Data excerpts

[Begin]

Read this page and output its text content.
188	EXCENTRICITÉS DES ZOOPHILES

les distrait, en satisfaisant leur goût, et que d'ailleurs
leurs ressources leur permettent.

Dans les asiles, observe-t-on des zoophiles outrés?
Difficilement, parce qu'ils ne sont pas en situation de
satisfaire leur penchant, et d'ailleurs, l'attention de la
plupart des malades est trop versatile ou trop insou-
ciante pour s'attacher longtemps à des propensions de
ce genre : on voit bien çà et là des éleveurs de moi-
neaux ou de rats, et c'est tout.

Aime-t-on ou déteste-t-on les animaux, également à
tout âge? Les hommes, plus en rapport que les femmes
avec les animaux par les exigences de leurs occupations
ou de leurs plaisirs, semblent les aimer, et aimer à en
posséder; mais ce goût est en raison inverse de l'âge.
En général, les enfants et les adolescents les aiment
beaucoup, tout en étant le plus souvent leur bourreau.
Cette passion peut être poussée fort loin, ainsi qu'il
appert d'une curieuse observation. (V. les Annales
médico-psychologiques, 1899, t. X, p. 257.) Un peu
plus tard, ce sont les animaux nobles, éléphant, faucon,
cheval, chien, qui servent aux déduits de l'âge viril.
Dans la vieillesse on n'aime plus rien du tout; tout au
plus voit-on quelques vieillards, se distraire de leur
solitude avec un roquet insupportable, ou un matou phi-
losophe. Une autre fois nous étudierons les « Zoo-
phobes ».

[End]

Stated task
Copy all lines from the material that include "animaux".

Complete response
Aime-t-on ou déteste-t-on les animaux, également à
avec les animaux par les exigences de leurs occupations
plus tard, ce sont les animaux nobles, éléphant, faucon,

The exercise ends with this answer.